■ Stated goal: In the records below, count every line containing "date". Reply with the number only.

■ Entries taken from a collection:
┏━━

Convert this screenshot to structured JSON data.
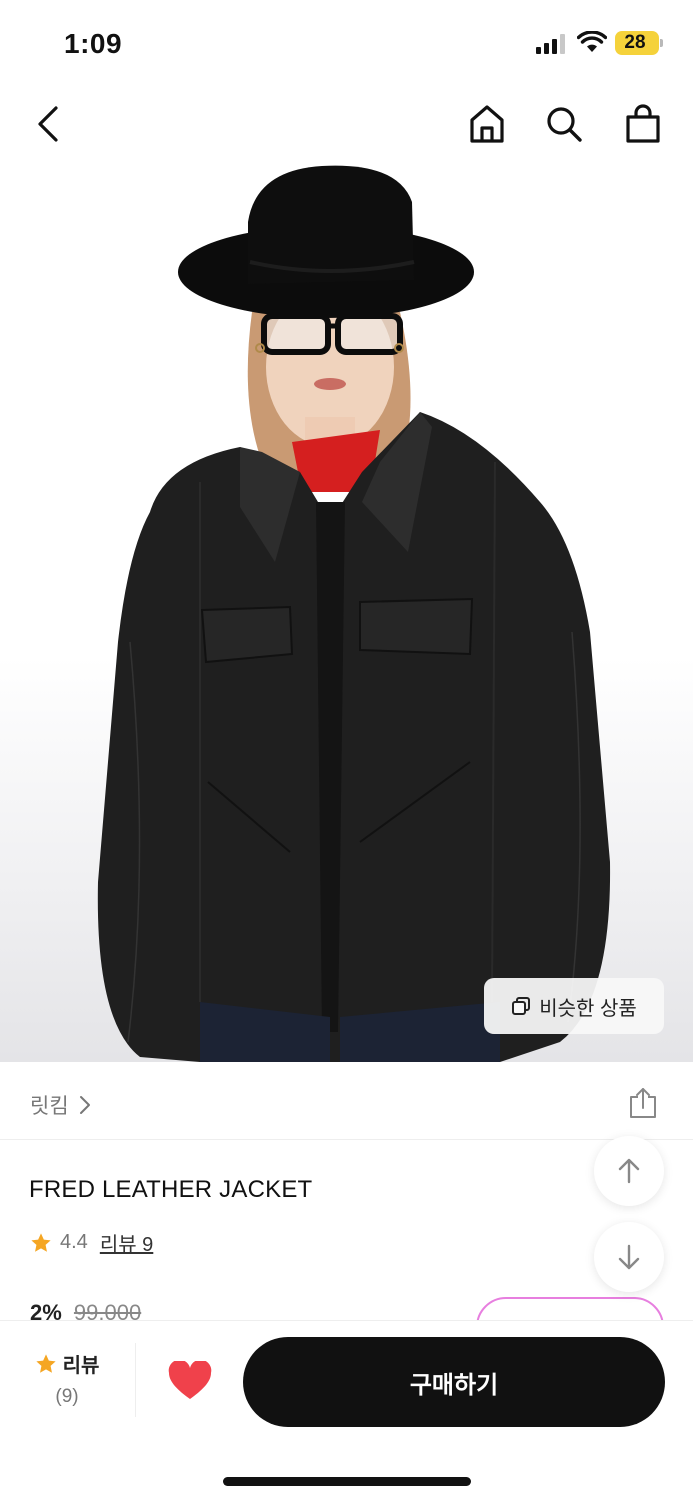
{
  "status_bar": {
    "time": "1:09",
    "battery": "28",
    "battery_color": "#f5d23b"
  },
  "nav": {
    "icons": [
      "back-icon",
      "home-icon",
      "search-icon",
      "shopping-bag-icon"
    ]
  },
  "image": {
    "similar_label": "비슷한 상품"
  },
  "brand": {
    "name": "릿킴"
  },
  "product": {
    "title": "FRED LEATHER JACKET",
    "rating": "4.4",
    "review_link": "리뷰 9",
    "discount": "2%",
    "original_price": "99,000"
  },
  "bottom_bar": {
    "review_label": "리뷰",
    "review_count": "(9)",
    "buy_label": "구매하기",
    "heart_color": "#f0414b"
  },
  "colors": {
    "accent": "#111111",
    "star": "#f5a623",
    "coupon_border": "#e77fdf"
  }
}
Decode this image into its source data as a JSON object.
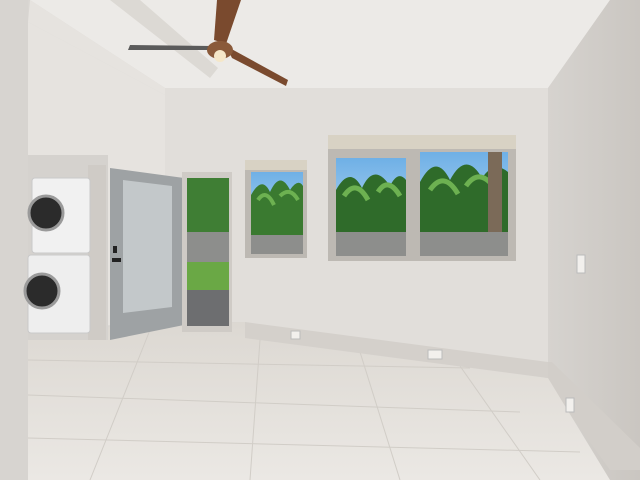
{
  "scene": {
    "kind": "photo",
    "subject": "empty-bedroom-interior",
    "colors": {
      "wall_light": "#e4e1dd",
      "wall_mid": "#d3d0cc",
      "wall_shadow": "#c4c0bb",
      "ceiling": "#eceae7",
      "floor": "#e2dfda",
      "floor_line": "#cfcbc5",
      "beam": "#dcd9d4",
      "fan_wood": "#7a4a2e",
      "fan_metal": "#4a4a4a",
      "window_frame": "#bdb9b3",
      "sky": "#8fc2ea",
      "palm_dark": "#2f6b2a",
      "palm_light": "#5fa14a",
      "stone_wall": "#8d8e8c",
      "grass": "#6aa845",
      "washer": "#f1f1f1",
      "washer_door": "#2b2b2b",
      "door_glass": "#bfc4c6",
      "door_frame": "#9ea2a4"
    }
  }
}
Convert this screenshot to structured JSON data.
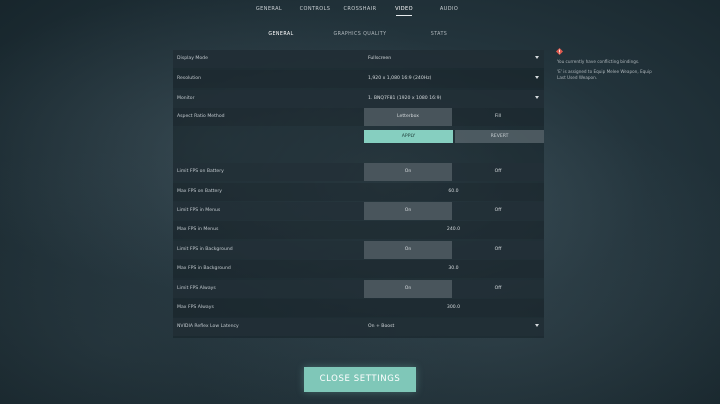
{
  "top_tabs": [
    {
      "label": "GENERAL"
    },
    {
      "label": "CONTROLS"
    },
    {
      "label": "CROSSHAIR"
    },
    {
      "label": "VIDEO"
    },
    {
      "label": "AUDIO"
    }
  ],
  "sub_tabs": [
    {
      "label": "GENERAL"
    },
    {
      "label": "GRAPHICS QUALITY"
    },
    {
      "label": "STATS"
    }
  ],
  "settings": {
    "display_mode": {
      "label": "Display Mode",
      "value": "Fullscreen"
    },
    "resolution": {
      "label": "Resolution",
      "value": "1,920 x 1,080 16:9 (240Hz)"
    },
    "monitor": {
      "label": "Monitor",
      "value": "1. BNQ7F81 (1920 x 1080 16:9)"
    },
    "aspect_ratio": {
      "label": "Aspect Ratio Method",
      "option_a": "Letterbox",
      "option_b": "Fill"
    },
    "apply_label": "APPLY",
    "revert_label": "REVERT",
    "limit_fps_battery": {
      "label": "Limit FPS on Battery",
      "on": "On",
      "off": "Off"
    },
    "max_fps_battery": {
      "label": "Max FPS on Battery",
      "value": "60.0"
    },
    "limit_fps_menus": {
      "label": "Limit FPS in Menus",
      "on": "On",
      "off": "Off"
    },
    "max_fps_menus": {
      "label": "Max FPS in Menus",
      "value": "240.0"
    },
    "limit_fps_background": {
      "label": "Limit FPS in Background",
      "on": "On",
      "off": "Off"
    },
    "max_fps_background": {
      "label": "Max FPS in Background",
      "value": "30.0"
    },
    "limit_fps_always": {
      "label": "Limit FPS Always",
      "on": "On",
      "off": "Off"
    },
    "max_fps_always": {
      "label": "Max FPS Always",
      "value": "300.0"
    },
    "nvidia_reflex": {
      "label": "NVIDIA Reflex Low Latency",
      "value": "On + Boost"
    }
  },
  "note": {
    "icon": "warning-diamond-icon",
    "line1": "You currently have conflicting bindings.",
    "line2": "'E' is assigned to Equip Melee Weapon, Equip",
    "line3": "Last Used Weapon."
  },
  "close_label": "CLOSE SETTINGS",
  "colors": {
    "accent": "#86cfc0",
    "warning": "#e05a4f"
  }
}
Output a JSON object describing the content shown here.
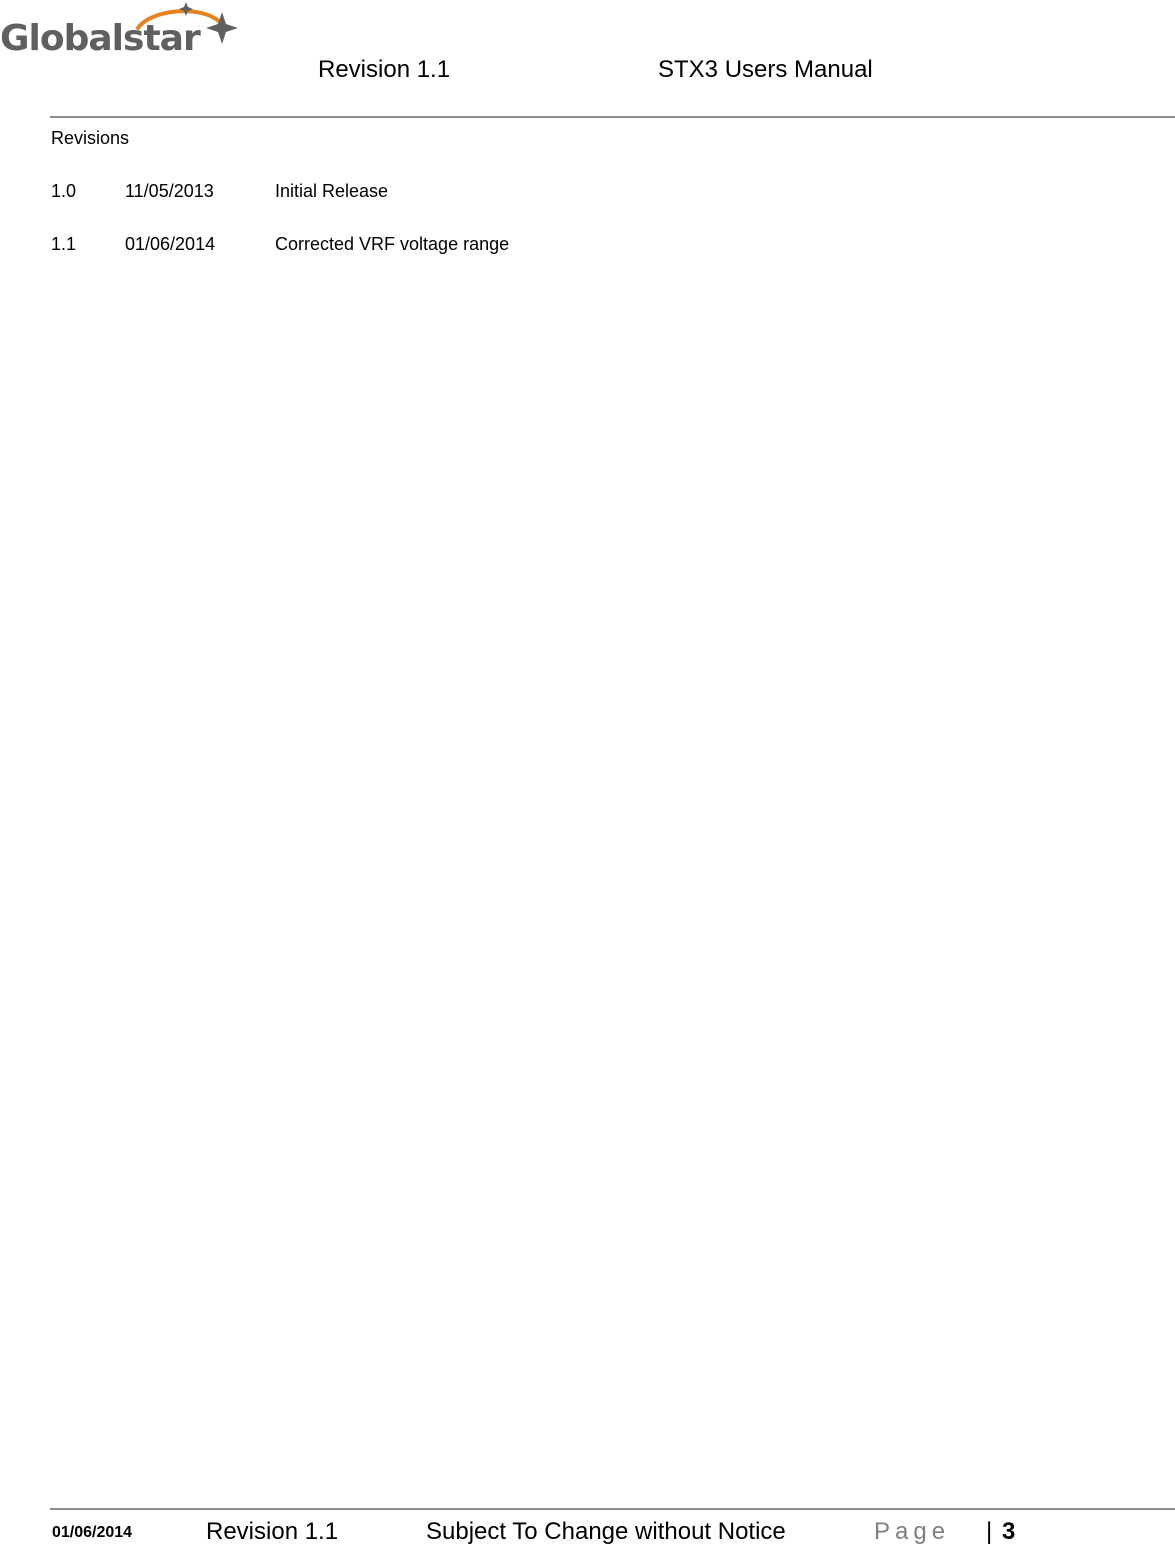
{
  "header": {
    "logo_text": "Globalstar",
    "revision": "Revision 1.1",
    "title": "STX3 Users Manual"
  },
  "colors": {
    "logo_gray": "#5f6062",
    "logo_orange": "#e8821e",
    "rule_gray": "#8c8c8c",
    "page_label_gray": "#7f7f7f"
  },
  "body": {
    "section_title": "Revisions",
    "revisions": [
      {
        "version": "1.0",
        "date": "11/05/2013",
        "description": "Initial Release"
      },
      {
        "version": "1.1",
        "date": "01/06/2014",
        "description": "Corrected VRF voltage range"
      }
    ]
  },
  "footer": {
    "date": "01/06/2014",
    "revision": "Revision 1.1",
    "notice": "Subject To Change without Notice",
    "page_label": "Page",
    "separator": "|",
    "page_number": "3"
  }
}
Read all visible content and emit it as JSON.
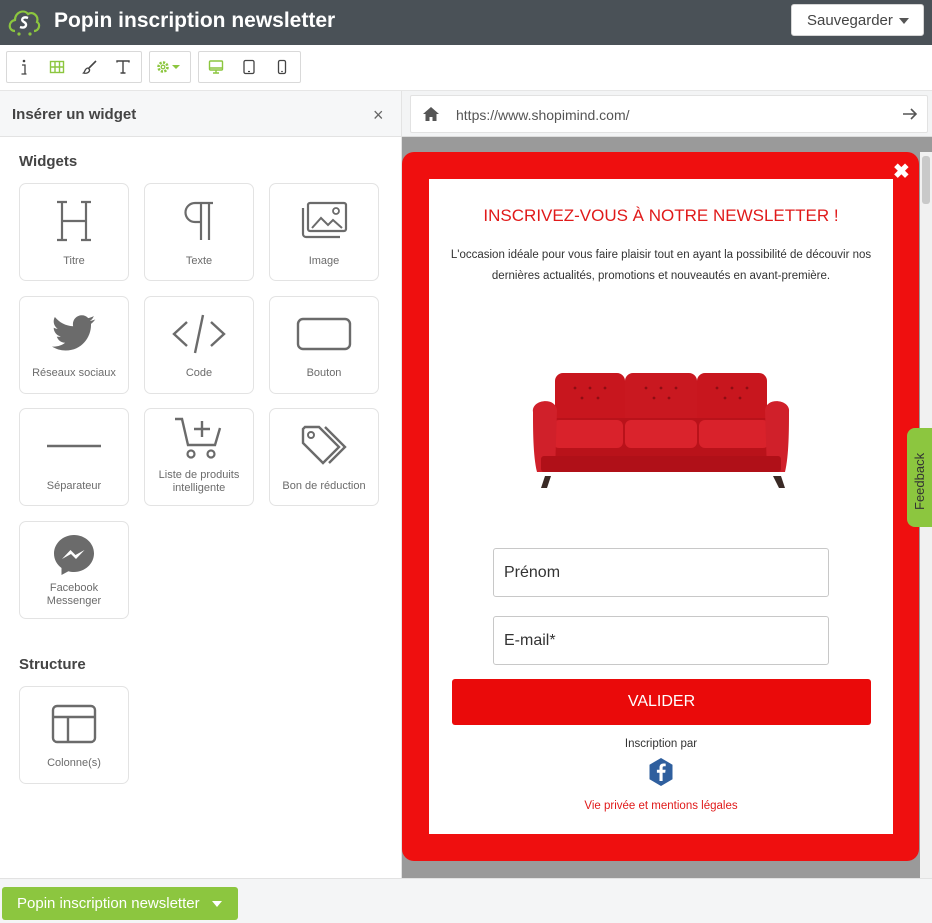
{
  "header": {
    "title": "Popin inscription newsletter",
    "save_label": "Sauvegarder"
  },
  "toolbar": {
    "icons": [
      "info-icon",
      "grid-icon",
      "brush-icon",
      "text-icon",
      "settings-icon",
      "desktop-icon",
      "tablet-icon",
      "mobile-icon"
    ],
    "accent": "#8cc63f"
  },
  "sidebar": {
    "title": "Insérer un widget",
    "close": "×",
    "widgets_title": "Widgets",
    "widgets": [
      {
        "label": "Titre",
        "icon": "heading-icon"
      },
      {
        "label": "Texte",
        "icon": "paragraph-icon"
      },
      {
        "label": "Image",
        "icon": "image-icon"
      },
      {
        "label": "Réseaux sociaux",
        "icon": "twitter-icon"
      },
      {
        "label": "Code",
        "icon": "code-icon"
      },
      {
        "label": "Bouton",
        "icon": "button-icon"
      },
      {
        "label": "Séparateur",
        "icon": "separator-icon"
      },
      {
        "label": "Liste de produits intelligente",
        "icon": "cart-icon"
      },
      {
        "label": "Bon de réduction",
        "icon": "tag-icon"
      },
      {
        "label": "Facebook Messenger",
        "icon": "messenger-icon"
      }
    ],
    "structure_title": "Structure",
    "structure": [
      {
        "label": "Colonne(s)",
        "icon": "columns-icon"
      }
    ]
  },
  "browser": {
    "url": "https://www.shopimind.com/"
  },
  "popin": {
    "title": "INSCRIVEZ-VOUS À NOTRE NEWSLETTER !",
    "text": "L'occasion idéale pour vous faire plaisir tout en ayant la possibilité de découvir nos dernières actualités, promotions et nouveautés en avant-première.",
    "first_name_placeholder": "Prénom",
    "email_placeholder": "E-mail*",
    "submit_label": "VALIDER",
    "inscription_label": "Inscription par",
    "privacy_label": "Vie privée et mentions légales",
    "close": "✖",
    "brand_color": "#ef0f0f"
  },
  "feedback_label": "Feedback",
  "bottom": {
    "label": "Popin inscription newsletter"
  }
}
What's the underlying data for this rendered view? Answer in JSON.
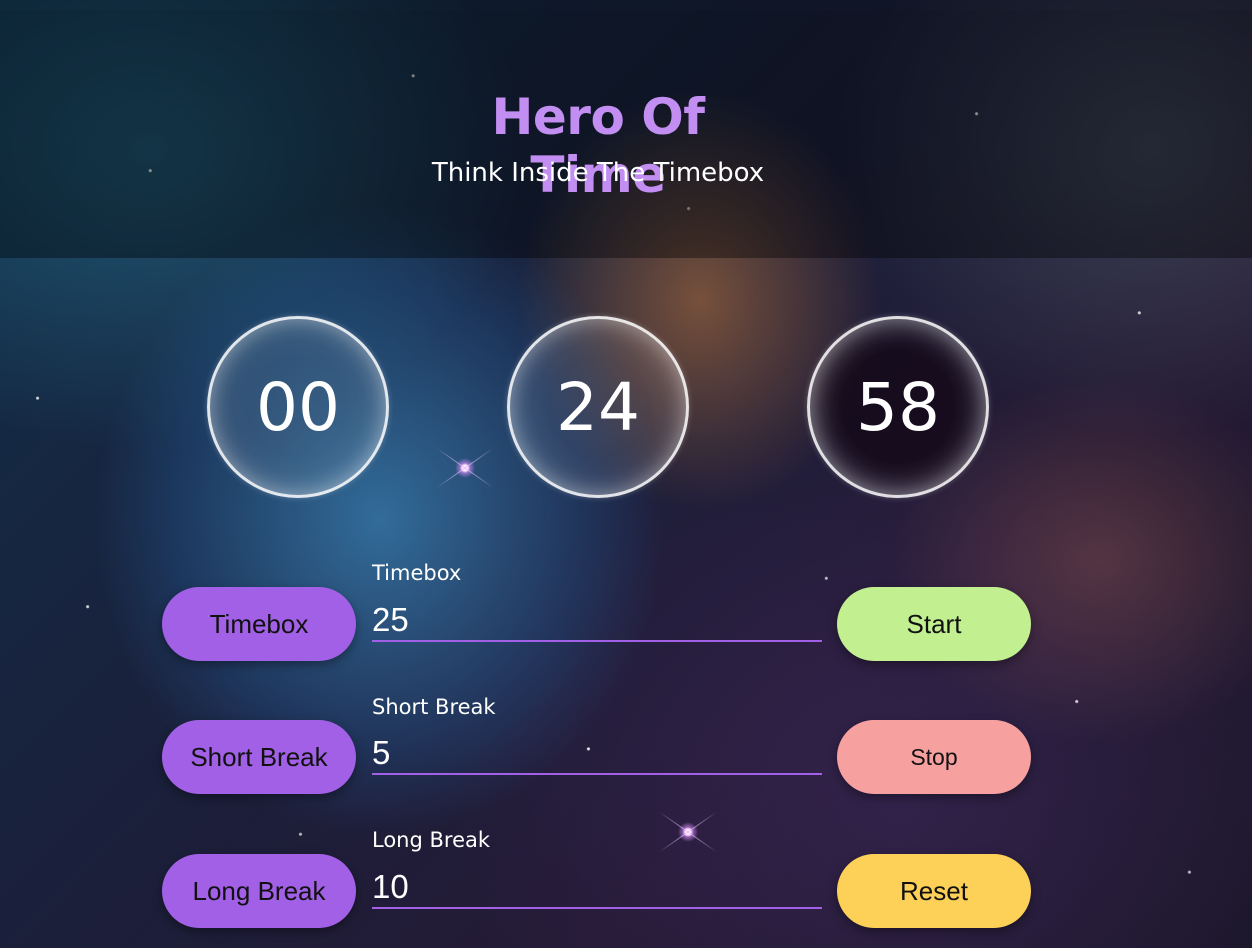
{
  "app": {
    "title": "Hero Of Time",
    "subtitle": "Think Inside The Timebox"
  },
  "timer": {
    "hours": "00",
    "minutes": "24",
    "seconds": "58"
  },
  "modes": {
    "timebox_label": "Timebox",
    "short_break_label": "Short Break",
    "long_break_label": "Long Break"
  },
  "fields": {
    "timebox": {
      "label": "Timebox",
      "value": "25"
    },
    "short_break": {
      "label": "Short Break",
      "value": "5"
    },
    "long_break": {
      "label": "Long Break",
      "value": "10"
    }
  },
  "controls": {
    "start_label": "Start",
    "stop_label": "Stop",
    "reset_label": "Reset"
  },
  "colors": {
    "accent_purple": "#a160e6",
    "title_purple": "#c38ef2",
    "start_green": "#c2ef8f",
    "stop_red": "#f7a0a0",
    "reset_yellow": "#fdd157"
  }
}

┗━━

■ Written reply: 3